▶ [Records to process]
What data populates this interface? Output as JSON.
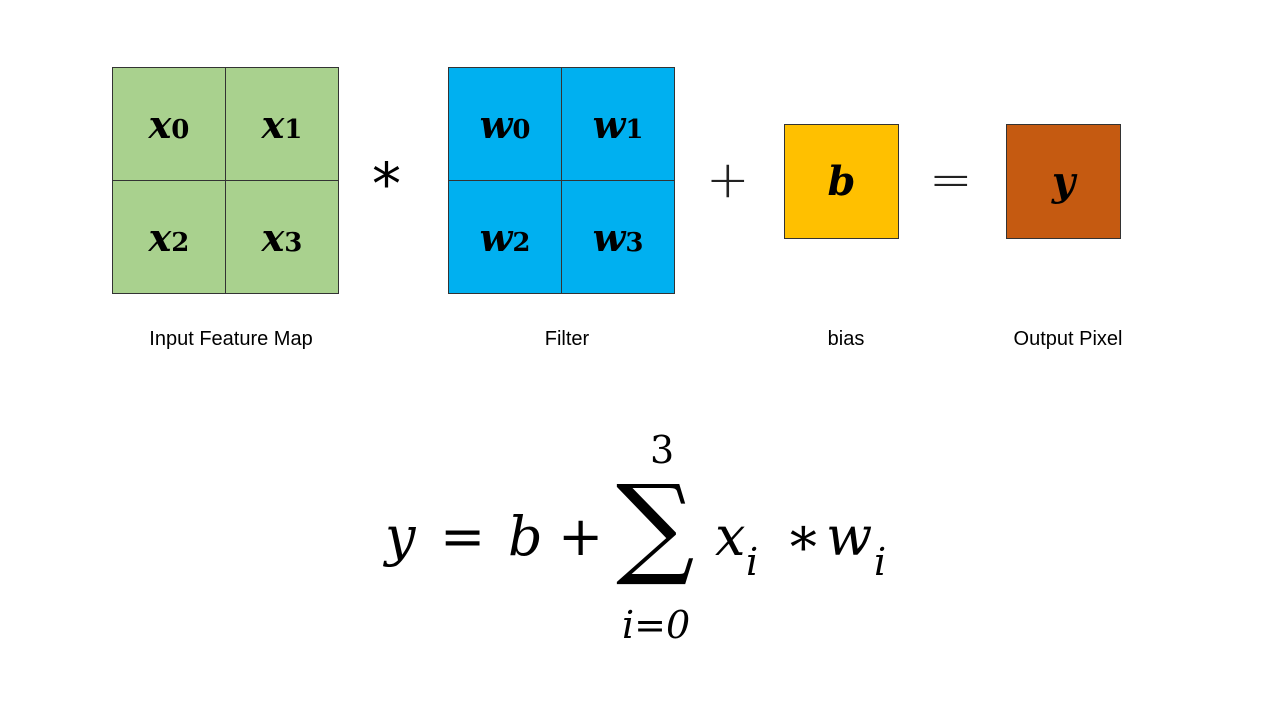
{
  "input_map": {
    "cells": [
      {
        "var": "x",
        "sub": "0"
      },
      {
        "var": "x",
        "sub": "1"
      },
      {
        "var": "x",
        "sub": "2"
      },
      {
        "var": "x",
        "sub": "3"
      }
    ],
    "caption": "Input Feature Map",
    "color": "#a9d18e"
  },
  "filter": {
    "cells": [
      {
        "var": "w",
        "sub": "0"
      },
      {
        "var": "w",
        "sub": "1"
      },
      {
        "var": "w",
        "sub": "2"
      },
      {
        "var": "w",
        "sub": "3"
      }
    ],
    "caption": "Filter",
    "color": "#00b0f0"
  },
  "bias": {
    "symbol": "b",
    "caption": "bias",
    "color": "#ffc000"
  },
  "output": {
    "symbol": "y",
    "caption": "Output Pixel",
    "color": "#c55a11"
  },
  "operators": {
    "conv": "*",
    "plus": "+",
    "equals": "="
  },
  "formula": {
    "lhs": "y",
    "equals": "=",
    "bias": "b",
    "plus": "+",
    "sum_symbol": "∑",
    "upper_limit": "3",
    "lower_limit": "i=0",
    "x": "x",
    "x_index": "i",
    "times": "∗",
    "w": "w",
    "w_index": "i"
  }
}
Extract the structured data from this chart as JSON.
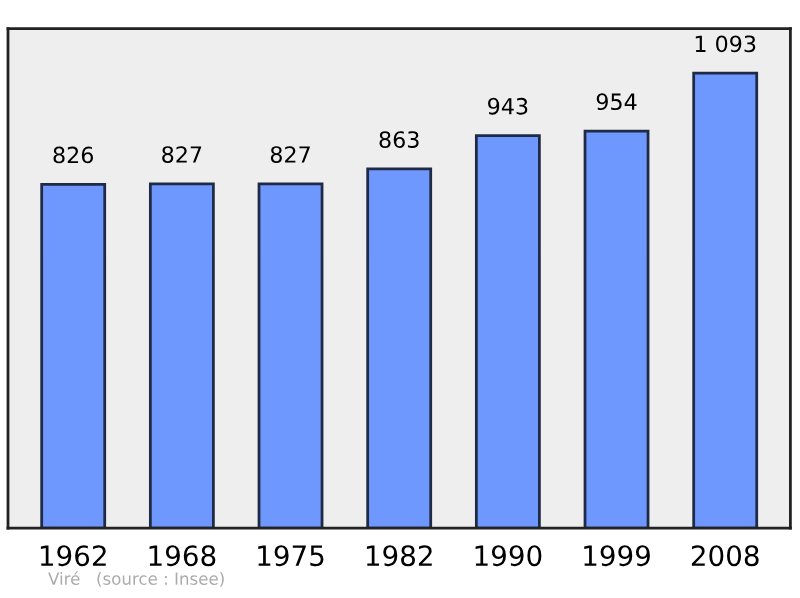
{
  "chart_data": {
    "type": "bar",
    "categories": [
      "1962",
      "1968",
      "1975",
      "1982",
      "1990",
      "1999",
      "2008"
    ],
    "values": [
      826,
      827,
      827,
      863,
      943,
      954,
      1093
    ],
    "value_labels": [
      "826",
      "827",
      "827",
      "863",
      "943",
      "954",
      "1 093"
    ],
    "color": "#6f98ff",
    "ylim": [
      0,
      1200
    ],
    "tick_labels": "x",
    "grid": false,
    "legend": false,
    "annotations": [
      "Viré",
      "(source : Insee)"
    ]
  }
}
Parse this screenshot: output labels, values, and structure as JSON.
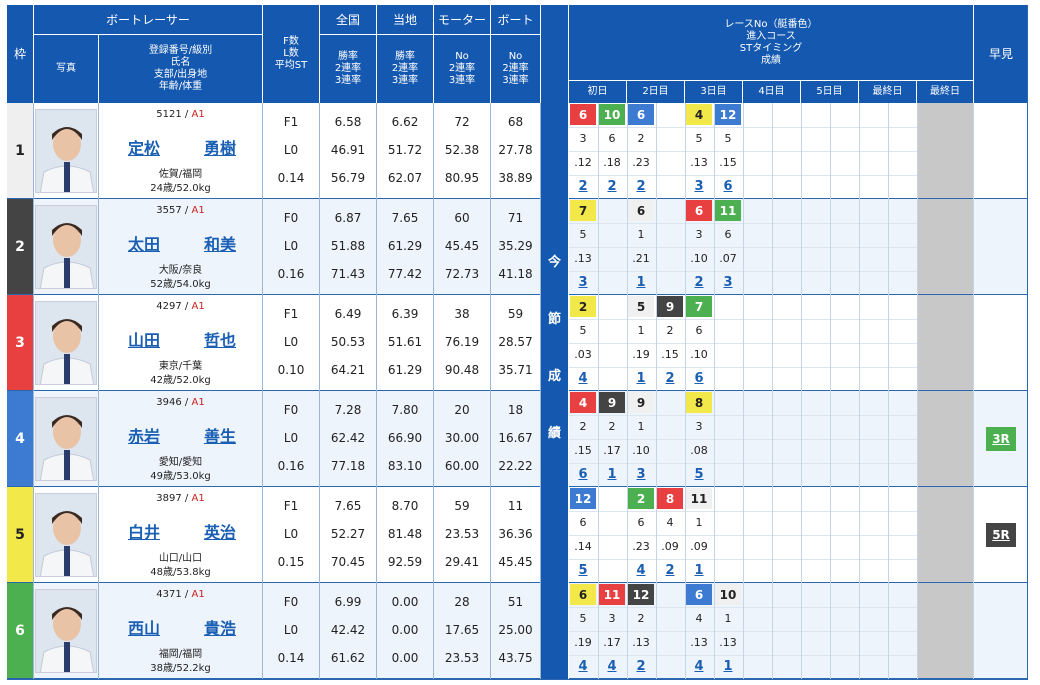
{
  "headers": {
    "waku": "枠",
    "photo": "写真",
    "racer": "ボートレーサー",
    "racer_info": [
      "登録番号/級別",
      "氏名",
      "支部/出身地",
      "年齢/体重"
    ],
    "f_info": [
      "F数",
      "L数",
      "平均ST"
    ],
    "zenkoku": "全国",
    "tochi": "当地",
    "motor": "モーター",
    "boat": "ボート",
    "rate_lines": [
      "勝率",
      "2連率",
      "3連率"
    ],
    "no_lines": [
      "No",
      "2連率",
      "3連率"
    ],
    "race_info": [
      "レースNo（艇番色）",
      "進入コース",
      "STタイミング",
      "成績"
    ],
    "days": [
      "初日",
      "2日目",
      "3日目",
      "4日目",
      "5日目",
      "最終日"
    ],
    "konsetsu": [
      "今",
      "節",
      "成",
      "績"
    ],
    "hayami": "早見"
  },
  "colors": {
    "1": "#ffffff",
    "2": "#444444",
    "3": "#e84040",
    "4": "#3d7bd2",
    "5": "#f2e84a",
    "6": "#4caf50"
  },
  "racers": [
    {
      "waku": "1",
      "reg": "5121",
      "cls": "A1",
      "sei": "定松",
      "mei": "勇樹",
      "branch": "佐賀/福岡",
      "age": "24歳/52.0kg",
      "f": "F1",
      "l": "L0",
      "avgst": "0.14",
      "zen": [
        "6.58",
        "46.91",
        "56.79"
      ],
      "toc": [
        "6.62",
        "51.72",
        "62.07"
      ],
      "mot": [
        "72",
        "52.38",
        "80.95"
      ],
      "boa": [
        "68",
        "27.78",
        "38.89"
      ],
      "races": [
        {
          "no": "6",
          "c": "3"
        },
        {
          "no": "10",
          "c": "6"
        },
        {
          "no": "6",
          "c": "4"
        },
        null,
        {
          "no": "4",
          "c": "5"
        },
        {
          "no": "12",
          "c": "4"
        }
      ],
      "course": [
        "3",
        "6",
        "2",
        "",
        "5",
        "5"
      ],
      "st": [
        ".12",
        ".18",
        ".23",
        "",
        ".13",
        ".15"
      ],
      "result": [
        "2",
        "2",
        "2",
        "",
        "3",
        "6"
      ],
      "hayami": ""
    },
    {
      "waku": "2",
      "reg": "3557",
      "cls": "A1",
      "sei": "太田",
      "mei": "和美",
      "branch": "大阪/奈良",
      "age": "52歳/54.0kg",
      "f": "F0",
      "l": "L0",
      "avgst": "0.16",
      "zen": [
        "6.87",
        "51.88",
        "71.43"
      ],
      "toc": [
        "7.65",
        "61.29",
        "77.42"
      ],
      "mot": [
        "60",
        "45.45",
        "72.73"
      ],
      "boa": [
        "71",
        "35.29",
        "41.18"
      ],
      "races": [
        {
          "no": "7",
          "c": "5"
        },
        null,
        {
          "no": "6",
          "c": "1"
        },
        null,
        {
          "no": "6",
          "c": "3"
        },
        {
          "no": "11",
          "c": "6"
        }
      ],
      "course": [
        "5",
        "",
        "1",
        "",
        "3",
        "6"
      ],
      "st": [
        ".13",
        "",
        ".21",
        "",
        ".10",
        ".07"
      ],
      "result": [
        "3",
        "",
        "1",
        "",
        "2",
        "3"
      ],
      "hayami": ""
    },
    {
      "waku": "3",
      "reg": "4297",
      "cls": "A1",
      "sei": "山田",
      "mei": "哲也",
      "branch": "東京/千葉",
      "age": "42歳/52.0kg",
      "f": "F1",
      "l": "L0",
      "avgst": "0.10",
      "zen": [
        "6.49",
        "50.53",
        "64.21"
      ],
      "toc": [
        "6.39",
        "51.61",
        "61.29"
      ],
      "mot": [
        "38",
        "76.19",
        "90.48"
      ],
      "boa": [
        "59",
        "28.57",
        "35.71"
      ],
      "races": [
        {
          "no": "2",
          "c": "5"
        },
        null,
        {
          "no": "5",
          "c": "1"
        },
        {
          "no": "9",
          "c": "2"
        },
        {
          "no": "7",
          "c": "6"
        },
        null
      ],
      "course": [
        "5",
        "",
        "1",
        "2",
        "6",
        ""
      ],
      "st": [
        ".03",
        "",
        ".19",
        ".15",
        ".10",
        ""
      ],
      "result": [
        "4",
        "",
        "1",
        "2",
        "6",
        ""
      ],
      "hayami": ""
    },
    {
      "waku": "4",
      "reg": "3946",
      "cls": "A1",
      "sei": "赤岩",
      "mei": "善生",
      "branch": "愛知/愛知",
      "age": "49歳/53.0kg",
      "f": "F0",
      "l": "L0",
      "avgst": "0.16",
      "zen": [
        "7.28",
        "62.42",
        "77.18"
      ],
      "toc": [
        "7.80",
        "66.90",
        "83.10"
      ],
      "mot": [
        "20",
        "30.00",
        "60.00"
      ],
      "boa": [
        "18",
        "16.67",
        "22.22"
      ],
      "races": [
        {
          "no": "4",
          "c": "3"
        },
        {
          "no": "9",
          "c": "2"
        },
        {
          "no": "9",
          "c": "1"
        },
        null,
        {
          "no": "8",
          "c": "5"
        },
        null
      ],
      "course": [
        "2",
        "2",
        "1",
        "",
        "3",
        ""
      ],
      "st": [
        ".15",
        ".17",
        ".10",
        "",
        ".08",
        ""
      ],
      "result": [
        "6",
        "1",
        "3",
        "",
        "5",
        ""
      ],
      "hayami": "3R",
      "hcolor": "#4caf50"
    },
    {
      "waku": "5",
      "reg": "3897",
      "cls": "A1",
      "sei": "白井",
      "mei": "英治",
      "branch": "山口/山口",
      "age": "48歳/53.8kg",
      "f": "F1",
      "l": "L0",
      "avgst": "0.15",
      "zen": [
        "7.65",
        "52.27",
        "70.45"
      ],
      "toc": [
        "8.70",
        "81.48",
        "92.59"
      ],
      "mot": [
        "59",
        "23.53",
        "29.41"
      ],
      "boa": [
        "11",
        "36.36",
        "45.45"
      ],
      "races": [
        {
          "no": "12",
          "c": "4"
        },
        null,
        {
          "no": "2",
          "c": "6"
        },
        {
          "no": "8",
          "c": "3"
        },
        {
          "no": "11",
          "c": "1"
        },
        null
      ],
      "course": [
        "6",
        "",
        "6",
        "4",
        "1",
        ""
      ],
      "st": [
        ".14",
        "",
        ".23",
        ".09",
        ".09",
        ""
      ],
      "result": [
        "5",
        "",
        "4",
        "2",
        "1",
        ""
      ],
      "hayami": "5R",
      "hcolor": "#444444"
    },
    {
      "waku": "6",
      "reg": "4371",
      "cls": "A1",
      "sei": "西山",
      "mei": "貴浩",
      "branch": "福岡/福岡",
      "age": "38歳/52.2kg",
      "f": "F0",
      "l": "L0",
      "avgst": "0.14",
      "zen": [
        "6.99",
        "42.42",
        "61.62"
      ],
      "toc": [
        "0.00",
        "0.00",
        "0.00"
      ],
      "mot": [
        "28",
        "17.65",
        "23.53"
      ],
      "boa": [
        "51",
        "25.00",
        "43.75"
      ],
      "races": [
        {
          "no": "6",
          "c": "5"
        },
        {
          "no": "11",
          "c": "3"
        },
        {
          "no": "12",
          "c": "2"
        },
        null,
        {
          "no": "6",
          "c": "4"
        },
        {
          "no": "10",
          "c": "1"
        }
      ],
      "course": [
        "5",
        "3",
        "2",
        "",
        "4",
        "1"
      ],
      "st": [
        ".19",
        ".17",
        ".13",
        "",
        ".13",
        ".13"
      ],
      "result": [
        "4",
        "4",
        "2",
        "",
        "4",
        "1"
      ],
      "hayami": ""
    }
  ]
}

▶ [Do this]
Extract lines where the string "waku" occurs.

▶ [Response to this task]
    "waku": "枠",
      "waku": "1",
      "waku": "2",
      "waku": "3",
      "waku": "4",
      "waku": "5",
      "waku": "6",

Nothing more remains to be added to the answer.